Requirements: Lines that hold the word "alan" should be located and copied.

Dataset records:
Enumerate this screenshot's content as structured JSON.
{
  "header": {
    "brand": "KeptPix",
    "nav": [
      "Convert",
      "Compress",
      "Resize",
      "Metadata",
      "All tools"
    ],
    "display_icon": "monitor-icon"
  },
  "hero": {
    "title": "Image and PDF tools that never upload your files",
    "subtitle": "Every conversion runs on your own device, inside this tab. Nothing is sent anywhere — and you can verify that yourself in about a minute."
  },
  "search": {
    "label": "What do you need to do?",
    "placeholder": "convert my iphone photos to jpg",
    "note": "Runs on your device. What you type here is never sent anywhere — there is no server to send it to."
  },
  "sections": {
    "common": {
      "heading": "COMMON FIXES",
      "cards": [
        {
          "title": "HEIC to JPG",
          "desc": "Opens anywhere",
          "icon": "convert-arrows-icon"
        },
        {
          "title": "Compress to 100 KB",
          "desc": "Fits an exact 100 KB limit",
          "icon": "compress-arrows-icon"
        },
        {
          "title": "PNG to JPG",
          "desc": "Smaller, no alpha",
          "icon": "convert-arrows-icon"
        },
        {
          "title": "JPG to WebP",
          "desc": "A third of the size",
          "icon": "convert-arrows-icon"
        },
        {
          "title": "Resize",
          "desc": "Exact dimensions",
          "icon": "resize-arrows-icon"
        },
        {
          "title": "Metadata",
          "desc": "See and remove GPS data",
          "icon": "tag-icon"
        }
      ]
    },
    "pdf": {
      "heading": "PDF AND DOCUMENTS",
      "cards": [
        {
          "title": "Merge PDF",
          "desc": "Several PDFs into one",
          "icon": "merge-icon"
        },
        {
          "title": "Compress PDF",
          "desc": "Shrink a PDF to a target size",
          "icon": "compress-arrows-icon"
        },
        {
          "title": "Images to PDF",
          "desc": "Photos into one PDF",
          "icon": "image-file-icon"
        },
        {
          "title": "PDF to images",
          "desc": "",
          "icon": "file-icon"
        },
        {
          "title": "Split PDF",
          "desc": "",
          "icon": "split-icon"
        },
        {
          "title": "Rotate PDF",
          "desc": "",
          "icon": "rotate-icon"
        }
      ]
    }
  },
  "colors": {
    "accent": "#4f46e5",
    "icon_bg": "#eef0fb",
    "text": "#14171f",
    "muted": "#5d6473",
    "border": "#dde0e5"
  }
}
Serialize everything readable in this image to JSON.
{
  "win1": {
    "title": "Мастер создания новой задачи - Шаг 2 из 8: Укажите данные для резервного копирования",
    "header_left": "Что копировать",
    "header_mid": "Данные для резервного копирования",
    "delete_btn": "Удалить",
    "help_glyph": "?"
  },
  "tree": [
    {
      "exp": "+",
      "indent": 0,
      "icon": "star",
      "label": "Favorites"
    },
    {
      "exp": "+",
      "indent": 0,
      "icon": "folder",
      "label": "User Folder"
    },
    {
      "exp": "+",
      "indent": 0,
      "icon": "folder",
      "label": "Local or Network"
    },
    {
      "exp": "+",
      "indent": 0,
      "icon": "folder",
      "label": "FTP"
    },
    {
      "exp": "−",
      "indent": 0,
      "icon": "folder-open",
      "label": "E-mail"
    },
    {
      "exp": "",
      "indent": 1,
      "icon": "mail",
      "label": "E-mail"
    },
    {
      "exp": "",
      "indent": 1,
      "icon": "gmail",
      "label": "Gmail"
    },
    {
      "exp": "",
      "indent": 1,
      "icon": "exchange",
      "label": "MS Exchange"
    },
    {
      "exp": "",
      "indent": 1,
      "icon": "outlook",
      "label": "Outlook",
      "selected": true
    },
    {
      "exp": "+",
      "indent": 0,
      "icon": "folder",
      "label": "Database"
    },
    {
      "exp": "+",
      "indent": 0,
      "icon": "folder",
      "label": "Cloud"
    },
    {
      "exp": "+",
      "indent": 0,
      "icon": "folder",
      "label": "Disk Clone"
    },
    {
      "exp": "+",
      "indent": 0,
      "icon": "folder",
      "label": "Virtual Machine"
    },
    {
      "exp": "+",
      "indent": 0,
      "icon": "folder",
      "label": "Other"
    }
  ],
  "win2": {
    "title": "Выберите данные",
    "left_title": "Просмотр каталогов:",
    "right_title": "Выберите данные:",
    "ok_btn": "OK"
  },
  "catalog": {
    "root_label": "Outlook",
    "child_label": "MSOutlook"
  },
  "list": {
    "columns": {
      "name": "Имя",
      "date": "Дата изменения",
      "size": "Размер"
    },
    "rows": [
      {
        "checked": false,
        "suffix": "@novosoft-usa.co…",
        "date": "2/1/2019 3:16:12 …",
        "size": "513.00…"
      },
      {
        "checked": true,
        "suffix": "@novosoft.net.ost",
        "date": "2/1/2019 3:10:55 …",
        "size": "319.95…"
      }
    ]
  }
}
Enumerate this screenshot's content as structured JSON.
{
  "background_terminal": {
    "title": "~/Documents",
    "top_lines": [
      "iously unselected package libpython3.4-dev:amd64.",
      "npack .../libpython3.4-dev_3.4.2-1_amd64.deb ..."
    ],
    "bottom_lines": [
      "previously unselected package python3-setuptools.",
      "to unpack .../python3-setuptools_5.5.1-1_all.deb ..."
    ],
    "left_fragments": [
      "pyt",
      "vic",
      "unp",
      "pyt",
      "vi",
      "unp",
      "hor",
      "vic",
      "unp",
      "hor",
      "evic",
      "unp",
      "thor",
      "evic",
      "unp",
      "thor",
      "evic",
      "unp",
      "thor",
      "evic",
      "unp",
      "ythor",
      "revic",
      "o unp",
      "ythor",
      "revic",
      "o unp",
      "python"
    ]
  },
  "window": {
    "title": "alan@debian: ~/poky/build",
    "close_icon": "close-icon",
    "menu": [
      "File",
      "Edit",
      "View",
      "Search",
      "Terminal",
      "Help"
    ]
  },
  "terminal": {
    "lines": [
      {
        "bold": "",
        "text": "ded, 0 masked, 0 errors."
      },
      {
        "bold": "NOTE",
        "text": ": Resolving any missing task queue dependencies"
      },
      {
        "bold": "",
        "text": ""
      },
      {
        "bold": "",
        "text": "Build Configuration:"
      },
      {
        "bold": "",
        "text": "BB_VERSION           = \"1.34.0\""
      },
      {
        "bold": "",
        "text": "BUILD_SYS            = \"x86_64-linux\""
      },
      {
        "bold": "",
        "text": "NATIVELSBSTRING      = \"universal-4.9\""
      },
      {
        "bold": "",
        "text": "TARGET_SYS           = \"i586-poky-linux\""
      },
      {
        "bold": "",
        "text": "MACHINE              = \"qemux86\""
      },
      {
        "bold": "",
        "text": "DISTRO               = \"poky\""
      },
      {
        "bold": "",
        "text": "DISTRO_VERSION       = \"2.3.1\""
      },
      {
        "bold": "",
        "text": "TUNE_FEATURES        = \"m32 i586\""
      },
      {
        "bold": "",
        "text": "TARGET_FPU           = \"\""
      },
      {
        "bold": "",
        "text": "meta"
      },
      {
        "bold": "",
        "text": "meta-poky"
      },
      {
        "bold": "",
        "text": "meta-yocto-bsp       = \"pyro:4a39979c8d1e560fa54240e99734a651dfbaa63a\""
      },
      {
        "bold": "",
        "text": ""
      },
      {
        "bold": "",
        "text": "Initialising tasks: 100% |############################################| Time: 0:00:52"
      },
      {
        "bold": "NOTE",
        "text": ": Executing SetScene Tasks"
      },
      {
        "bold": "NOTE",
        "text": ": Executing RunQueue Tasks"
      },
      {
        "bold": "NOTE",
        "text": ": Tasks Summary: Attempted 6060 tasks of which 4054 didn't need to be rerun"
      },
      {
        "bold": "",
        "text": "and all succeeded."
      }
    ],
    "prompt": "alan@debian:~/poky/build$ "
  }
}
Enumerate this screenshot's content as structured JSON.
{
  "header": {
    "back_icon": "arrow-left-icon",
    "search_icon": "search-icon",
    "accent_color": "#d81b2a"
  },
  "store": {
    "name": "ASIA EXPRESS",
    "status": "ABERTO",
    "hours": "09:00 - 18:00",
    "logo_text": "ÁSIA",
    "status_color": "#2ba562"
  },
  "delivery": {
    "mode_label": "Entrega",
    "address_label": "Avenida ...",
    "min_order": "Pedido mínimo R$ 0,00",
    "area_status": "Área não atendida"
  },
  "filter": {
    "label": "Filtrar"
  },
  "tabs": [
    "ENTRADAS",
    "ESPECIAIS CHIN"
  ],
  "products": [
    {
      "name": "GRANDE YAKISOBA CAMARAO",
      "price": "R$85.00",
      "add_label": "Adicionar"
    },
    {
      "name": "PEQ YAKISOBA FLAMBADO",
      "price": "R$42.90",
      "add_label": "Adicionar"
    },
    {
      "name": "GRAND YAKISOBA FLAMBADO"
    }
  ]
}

Result of the task:
    "title": "alan@debian: ~/poky/build",
    "prompt": "alan@debian:~/poky/build$ "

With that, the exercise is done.